"""
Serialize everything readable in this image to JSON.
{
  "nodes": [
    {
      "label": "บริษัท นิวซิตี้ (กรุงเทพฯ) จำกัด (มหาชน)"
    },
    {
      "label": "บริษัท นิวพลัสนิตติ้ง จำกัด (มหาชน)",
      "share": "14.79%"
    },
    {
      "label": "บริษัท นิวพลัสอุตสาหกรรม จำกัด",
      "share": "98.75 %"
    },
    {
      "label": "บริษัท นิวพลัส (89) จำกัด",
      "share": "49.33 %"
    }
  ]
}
"""
## Task requirements
List every line above that contains the word "label".

## Complete response
      "label": "บริษัท นิวซิตี้ (กรุงเทพฯ) จำกัด (มหาชน)"
      "label": "บริษัท นิวพลัสนิตติ้ง จำกัด (มหาชน)",
      "label": "บริษัท นิวพลัสอุตสาหกรรม จำกัด",
      "label": "บริษัท นิวพลัส (89) จำกัด",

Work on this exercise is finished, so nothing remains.